Im 25. Kapitel des Matthäus-Evangeliums finden wir die Schilderung eines „Weltgerichtes“. Der König, also Christus selbst, sitzt zu Gericht und sortiert diejenigen, die dort stehen. Die einen kommen auf die linke, die anderen auf die rechte Seite und diese Zuordnung hat Konsequenzen.
Die einen bekommen zu hören: „Kommt her, die ihr von meinem Vater gesegnet seid, und nehmt das Reich in Besitz, das seit der Erschaffung der Welt für euch bestimmt ist“. Die anderen hingegen: „Weg von mir, ihr Verfluchten, in das ewige Feuer.“
"Eingangskriterien" für den Himmel
Die Kriterien für diese Aufteilung sind interessant. Die Menschen werden danach beurteilt, wie sie umgegangen sind mit den Hungrigen, den Durstigen, den Fremden, den Obdachlosen, den Menschen ohne genügend Kleidung, den Kranken oder den Gefangenen.
Nicht die Anzahl der Gottesdienstbesuche, der Wallfahrten oder das Einhalten moralischer Gesetze, nicht die Konfessionszugehörigkeit, ja nicht einmal Religionsgrenzen sind also hier entscheidend für den König, der Gericht hält.
Was zählt also wirklich vor Gott?
Die sehr eindeutige Antwort darauf lautet: Es ist die Liebe; das offene Auge für den anderen und damit auch für Gott. Man muss sich fragen lassen: Wie hast du dich gegenüber denen verhalten, die deine Hilfe nötig gehabt hätten? Und dann erfährt man, dass man in seinen Mitmenschen Gott selbst begegnet und das, was man ihnen tut oder auch nicht tut, Gott tut oder aber ihm vorenthält.
Der Maßstab, den Christus für das Endgericht setzt, sind also die so genannten „Werke der Barmherzigkeit“, die damals wie heute aktuell sind. Es gibt in unserer Welt viele Hungernde, Fremde, Ausgestoßene, Flüchtlinge, Asylsuchende.
In dieser Rede wird deutlich, dass es nicht reicht, fromme Predigten zu halten, die ohnehin viele Menschen nicht erreichen. Entscheidend ist ein Verhalten, das erkennen lässt, dass unser Leben von Gott geprägt und erfüllt ist, ein Leben, das Gottes Liebe für die Menschen erfahrbar macht.

-=-=-

__Aufgabe 1__: Wiederhole aus den Datenzeilen unten alles von der Zeile mit „line-label: Hε xyxy=(162,85,178,98)“ bis hinunter zur Zeile mit „line-label: OII xyxy=(131,68,149,81)“ wortgetreu, beide Zeilen eingeschlossen.

__Eingabedaten__:
-=-=-

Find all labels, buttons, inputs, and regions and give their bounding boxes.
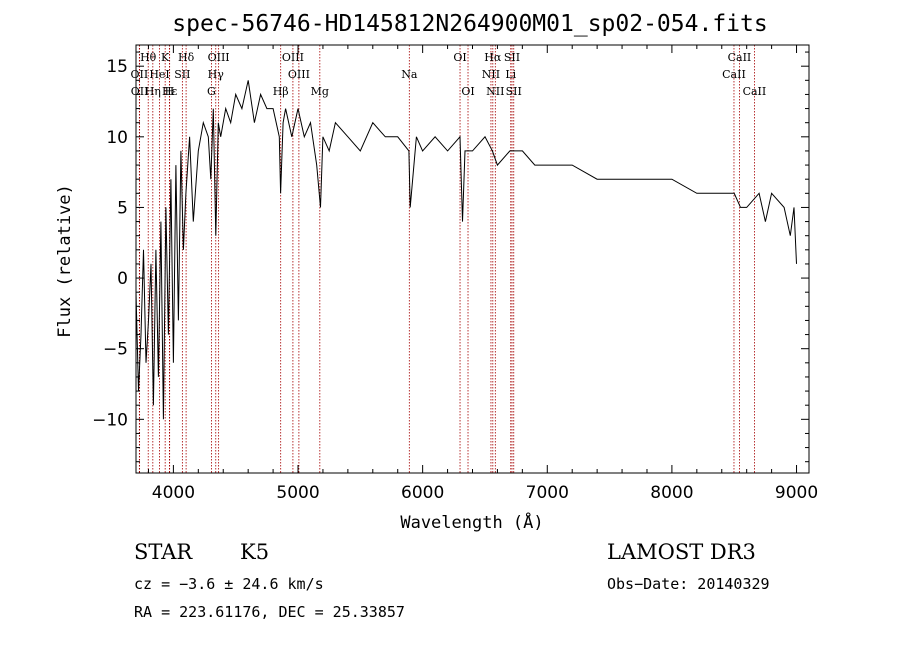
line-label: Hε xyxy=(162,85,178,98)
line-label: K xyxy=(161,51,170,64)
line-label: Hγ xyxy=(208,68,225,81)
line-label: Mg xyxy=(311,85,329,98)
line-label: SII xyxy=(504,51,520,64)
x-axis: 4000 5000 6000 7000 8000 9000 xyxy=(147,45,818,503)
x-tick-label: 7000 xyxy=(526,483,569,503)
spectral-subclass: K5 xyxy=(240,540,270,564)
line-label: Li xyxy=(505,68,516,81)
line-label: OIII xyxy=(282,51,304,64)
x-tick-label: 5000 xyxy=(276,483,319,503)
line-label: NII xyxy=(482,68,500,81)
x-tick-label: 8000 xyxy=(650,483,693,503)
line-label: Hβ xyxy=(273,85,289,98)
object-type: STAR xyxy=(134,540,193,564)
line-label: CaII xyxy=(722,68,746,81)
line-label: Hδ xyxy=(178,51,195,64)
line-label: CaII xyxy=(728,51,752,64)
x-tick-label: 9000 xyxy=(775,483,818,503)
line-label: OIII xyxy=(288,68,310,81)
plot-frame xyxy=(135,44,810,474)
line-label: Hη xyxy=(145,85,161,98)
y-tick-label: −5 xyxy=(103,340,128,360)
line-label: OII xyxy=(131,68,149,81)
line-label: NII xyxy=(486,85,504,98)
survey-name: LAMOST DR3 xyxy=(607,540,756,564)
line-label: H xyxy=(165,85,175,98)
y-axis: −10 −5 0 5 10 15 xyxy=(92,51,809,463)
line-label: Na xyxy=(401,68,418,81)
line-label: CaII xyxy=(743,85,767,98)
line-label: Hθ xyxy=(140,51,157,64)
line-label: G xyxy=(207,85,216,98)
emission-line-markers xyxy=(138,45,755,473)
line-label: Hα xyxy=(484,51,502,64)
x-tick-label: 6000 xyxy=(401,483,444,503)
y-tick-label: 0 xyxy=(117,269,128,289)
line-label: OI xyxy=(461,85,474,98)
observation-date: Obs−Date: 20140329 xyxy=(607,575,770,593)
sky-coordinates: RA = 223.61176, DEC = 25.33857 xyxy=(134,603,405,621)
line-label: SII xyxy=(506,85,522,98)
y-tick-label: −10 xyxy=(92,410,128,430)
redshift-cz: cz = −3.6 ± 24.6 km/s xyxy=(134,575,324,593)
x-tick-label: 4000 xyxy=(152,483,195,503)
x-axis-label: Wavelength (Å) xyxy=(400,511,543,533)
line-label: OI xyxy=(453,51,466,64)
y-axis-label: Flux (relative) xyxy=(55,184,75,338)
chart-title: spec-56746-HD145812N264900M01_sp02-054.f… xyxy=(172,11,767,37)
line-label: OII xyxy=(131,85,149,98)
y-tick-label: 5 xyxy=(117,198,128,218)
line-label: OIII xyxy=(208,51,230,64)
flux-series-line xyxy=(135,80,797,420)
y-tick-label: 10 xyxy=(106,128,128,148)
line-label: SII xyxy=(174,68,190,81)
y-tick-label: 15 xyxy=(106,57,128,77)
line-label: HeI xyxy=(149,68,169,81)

-=-=-

__Aufgabe 2__: Übernimm aus dem Text über das Weltgericht alles von „Nicht die Anzahl“ bis einschließlich „Ausgestoßene, Flüchtlinge, Asylsuchende.“ Wort für Wort.

__Lösung 1__:
line-label: Hε xyxy=(162,85,178,98)
line-label: K xyxy=(161,51,170,64)
line-label: Hγ xyxy=(208,68,225,81)
line-label: Mg xyxy=(311,85,329,98)
line-label: SII xyxy=(504,51,520,64)
x-axis: 4000 5000 6000 7000 8000 9000 xyxy=(147,45,818,503)
x-tick-label: 7000 xyxy=(526,483,569,503)
spectral-subclass: K5 xyxy=(240,540,270,564)
line-label: Li xyxy=(505,68,516,81)
line-label: OIII xyxy=(282,51,304,64)
x-tick-label: 5000 xyxy=(276,483,319,503)
line-label: NII xyxy=(482,68,500,81)
x-tick-label: 8000 xyxy=(650,483,693,503)
line-label: Hβ xyxy=(273,85,289,98)
object-type: STAR xyxy=(134,540,193,564)
line-label: CaII xyxy=(722,68,746,81)
line-label: Hδ xyxy=(178,51,195,64)
line-label: CaII xyxy=(728,51,752,64)
x-tick-label: 9000 xyxy=(775,483,818,503)
line-label: OIII xyxy=(288,68,310,81)
plot-frame xyxy=(135,44,810,474)
line-label: Hη xyxy=(145,85,161,98)
y-tick-label: −5 xyxy=(103,340,128,360)
line-label: OII xyxy=(131,68,149,81)

__Lösung 2__:
Nicht die Anzahl der Gottesdienstbesuche, der Wallfahrten oder das Einhalten moralischer Gesetze, nicht die Konfessionszugehörigkeit, ja nicht einmal Religionsgrenzen sind also hier entscheidend für den König, der Gericht hält.
Was zählt also wirklich vor Gott?
Die sehr eindeutige Antwort darauf lautet: Es ist die Liebe; das offene Auge für den anderen und damit auch für Gott. Man muss sich fragen lassen: Wie hast du dich gegenüber denen verhalten, die deine Hilfe nötig gehabt hätten? Und dann erfährt man, dass man in seinen Mitmenschen Gott selbst begegnet und das, was man ihnen tut oder auch nicht tut, Gott tut oder aber ihm vorenthält.
Der Maßstab, den Christus für das Endgericht setzt, sind also die so genannten „Werke der Barmherzigkeit“, die damals wie heute aktuell sind. Es gibt in unserer Welt viele Hungernde, Fremde, Ausgestoßene, Flüchtlinge, Asylsuchende.